= Task directions =
Reproduce each of the following rows verbatim, covering all of them, and omit the pictures from your output.

= Extracted material =
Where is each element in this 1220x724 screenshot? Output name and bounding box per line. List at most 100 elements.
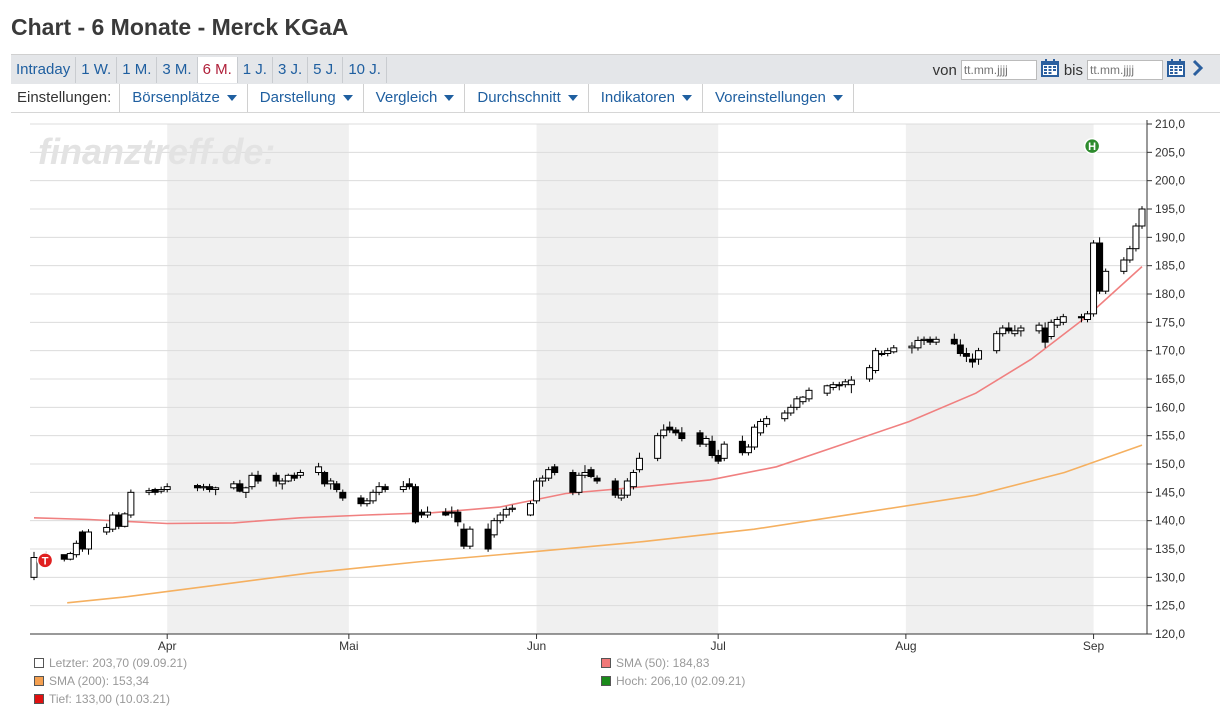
candle-body [327,480,335,485]
candle-body [212,487,220,490]
to-label: bis [1063,61,1083,79]
y-tick-label: 145,0 [1155,485,1185,499]
candle-body [278,480,286,485]
candle-body [950,338,958,345]
candle-body [629,472,637,488]
divider [11,112,1220,113]
candle-body [1090,242,1098,315]
candle-body [696,432,704,445]
candle-body [454,511,462,523]
candle-body [1138,208,1146,227]
candle-body [1102,270,1110,292]
chevron-right-icon[interactable] [1192,59,1204,81]
dropdown-darstellung[interactable]: Darstellung [248,84,364,112]
candle-body [30,557,38,578]
y-tick-label: 200,0 [1155,174,1185,188]
tab-1-j[interactable]: 1 J. [237,57,273,83]
sma50-line [33,266,1143,525]
marker-label: T [42,555,49,567]
y-tick-label: 120,0 [1155,627,1185,641]
low-marker [36,552,54,569]
dropdown-indikatoren[interactable]: Indikatoren [589,84,703,112]
candle-body [1132,225,1140,250]
candle-body [381,486,389,490]
legend-sma50: SMA (50): 184,83 [601,656,709,670]
calendar-icon[interactable] [1166,58,1186,82]
candle-body [926,338,934,343]
candle-body [533,480,541,502]
candle-body [1041,327,1049,343]
candle-body [975,350,983,360]
legend-high: Hoch: 206,10 (02.09.21) [601,674,745,688]
tab-3-m[interactable]: 3 M. [157,57,198,83]
candle-body [466,528,474,547]
candle-body [993,333,1001,352]
legend-swatch [34,676,44,686]
tab-1-w[interactable]: 1 W. [76,57,118,83]
x-tick-label: Mai [339,639,358,653]
candle-body [587,469,595,477]
y-tick-label: 165,0 [1155,372,1185,386]
timeframe-tabbar: Intraday 1 W. 1 M. 3 M. 6 M. 1 J. 3 J. 5 J. 10 J… [11,54,1220,84]
candle-body [672,429,680,434]
candle-body [115,514,123,527]
y-tick-label: 155,0 [1155,429,1185,443]
y-tick-label: 195,0 [1155,202,1185,216]
candle-body [623,480,631,496]
y-tick-label: 180,0 [1155,287,1185,301]
tab-intraday[interactable]: Intraday [11,57,77,83]
to-date-input[interactable] [1087,60,1163,80]
candle-body [272,474,280,482]
dropdown-boersenplaetze[interactable]: Börsenplätze [120,84,248,112]
candle-body [369,491,377,502]
y-tick-label: 210,0 [1155,117,1185,131]
dropdown-vergleich[interactable]: Vergleich [364,84,466,112]
candle-body [496,514,504,522]
candle-body [296,472,304,476]
candle-body [357,497,365,505]
tab-10-j[interactable]: 10 J. [343,57,387,83]
candle-body [157,489,165,492]
candle-body [611,480,619,496]
candle-body [163,486,171,490]
candle-body [720,443,728,459]
candle-body [1096,242,1104,292]
candle-body [411,486,419,523]
y-tick-label: 185,0 [1155,259,1185,273]
tab-5-j[interactable]: 5 J. [308,57,344,83]
candle-body [962,353,970,357]
candle-body [526,503,534,516]
candle-body [914,339,922,349]
candle-body [920,338,928,341]
candle-body [399,486,407,490]
dropdown-durchschnitt[interactable]: Durchschnitt [465,84,589,112]
candle-body [545,469,553,479]
candle-body [1047,321,1055,338]
tab-1-m[interactable]: 1 M. [117,57,158,83]
tab-3-j[interactable]: 3 J. [272,57,309,83]
candle-body [442,511,450,516]
candle-body [315,466,323,474]
candle-body [660,429,668,437]
candle-body [60,554,68,560]
candle-body [151,489,159,493]
from-date-input[interactable] [960,60,1037,80]
candle-body [200,486,208,489]
candle-body [339,491,347,499]
candle-body [781,412,789,420]
caret-down-icon [444,95,455,102]
calendar-icon[interactable] [1040,58,1060,82]
candle-body [847,379,855,386]
candle-body [569,472,577,493]
candle-body [321,472,329,485]
candle-body [581,472,589,476]
dropdown-voreinstellungen[interactable]: Voreinstellungen [703,84,854,112]
candle-body [363,500,371,505]
candle-body [884,350,892,354]
tab-6-m[interactable]: 6 M. [197,57,238,83]
watermark: finanztreff.de: [38,131,275,172]
candle-body [793,398,801,408]
candle-body [932,338,940,343]
candle-body [999,327,1007,335]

= Task solution =
Where is each element in this 1220x724 screenshot? Output name and bounding box per line. List at most 100 elements.
candle-body [327,480,335,485]
candle-body [212,487,220,490]
to-label: bis [1063,61,1083,79]
y-tick-label: 145,0 [1155,485,1185,499]
candle-body [278,480,286,485]
candle-body [950,338,958,345]
candle-body [629,472,637,488]
divider [11,112,1220,113]
candle-body [1090,242,1098,315]
candle-body [696,432,704,445]
candle-body [454,511,462,523]
candle-body [1138,208,1146,227]
candle-body [1102,270,1110,292]
chevron-right-icon[interactable] [1192,59,1204,81]
dropdown-darstellung[interactable]: Darstellung [248,84,364,112]
candle-body [30,557,38,578]
y-tick-label: 200,0 [1155,174,1185,188]
tab-1-j[interactable]: 1 J. [237,57,273,83]
sma50-line [33,266,1143,525]
marker-label: T [42,555,49,567]
y-tick-label: 120,0 [1155,627,1185,641]
low-marker [36,552,54,569]
dropdown-indikatoren[interactable]: Indikatoren [589,84,703,112]
candle-body [1132,225,1140,250]
candle-body [381,486,389,490]
legend-sma50: SMA (50): 184,83 [601,656,709,670]
calendar-icon[interactable] [1166,58,1186,82]
candle-body [926,338,934,343]
candle-body [533,480,541,502]
candle-body [1041,327,1049,343]
candle-body [975,350,983,360]
legend-high: Hoch: 206,10 (02.09.21) [601,674,745,688]
tab-3-m[interactable]: 3 M. [157,57,198,83]
candle-body [466,528,474,547]
candle-body [993,333,1001,352]
legend-swatch [34,676,44,686]
tab-1-w[interactable]: 1 W. [76,57,118,83]
x-tick-label: Mai [339,639,358,653]
candle-body [587,469,595,477]
y-tick-label: 165,0 [1155,372,1185,386]
timeframe-tabbar: Intraday 1 W. 1 M. 3 M. 6 M. 1 J. 3 J. 5 J. 10 J… [11,54,1220,84]
candle-body [672,429,680,434]
candle-body [115,514,123,527]
y-tick-label: 155,0 [1155,429,1185,443]
y-tick-label: 195,0 [1155,202,1185,216]
candle-body [623,480,631,496]
y-tick-label: 180,0 [1155,287,1185,301]
tab-intraday[interactable]: Intraday [11,57,77,83]
to-date-input[interactable] [1087,60,1163,80]
candle-body [272,474,280,482]
dropdown-boersenplaetze[interactable]: Börsenplätze [120,84,248,112]
candle-body [369,491,377,502]
y-tick-label: 210,0 [1155,117,1185,131]
dropdown-vergleich[interactable]: Vergleich [364,84,466,112]
candle-body [496,514,504,522]
candle-body [296,472,304,476]
candle-body [357,497,365,505]
tab-10-j[interactable]: 10 J. [343,57,387,83]
candle-body [157,489,165,492]
candle-body [611,480,619,496]
candle-body [163,486,171,490]
candle-body [720,443,728,459]
candle-body [1096,242,1104,292]
candle-body [411,486,419,523]
y-tick-label: 185,0 [1155,259,1185,273]
tab-5-j[interactable]: 5 J. [308,57,344,83]
candle-body [962,353,970,357]
candle-body [526,503,534,516]
candle-body [914,339,922,349]
candle-body [920,338,928,341]
candle-body [399,486,407,490]
dropdown-durchschnitt[interactable]: Durchschnitt [465,84,589,112]
candle-body [545,469,553,479]
candle-body [1047,321,1055,338]
tab-1-m[interactable]: 1 M. [117,57,158,83]
tab-3-j[interactable]: 3 J. [272,57,309,83]
candle-body [442,511,450,516]
candle-body [315,466,323,474]
candle-body [660,429,668,437]
candle-body [60,554,68,560]
candle-body [151,489,159,493]
from-date-input[interactable] [960,60,1037,80]
candle-body [200,486,208,489]
candle-body [339,491,347,499]
candle-body [781,412,789,420]
caret-down-icon [444,95,455,102]
calendar-icon[interactable] [1040,58,1060,82]
candle-body [847,379,855,386]
candle-body [569,472,577,493]
candle-body [321,472,329,485]
candle-body [581,472,589,476]
dropdown-voreinstellungen[interactable]: Voreinstellungen [703,84,854,112]
candle-body [363,500,371,505]
candle-body [884,350,892,354]
tab-6-m[interactable]: 6 M. [197,57,238,83]
watermark: finanztreff.de: [38,131,275,172]
candle-body [793,398,801,408]
candle-body [932,338,940,343]
candle-body [999,327,1007,335]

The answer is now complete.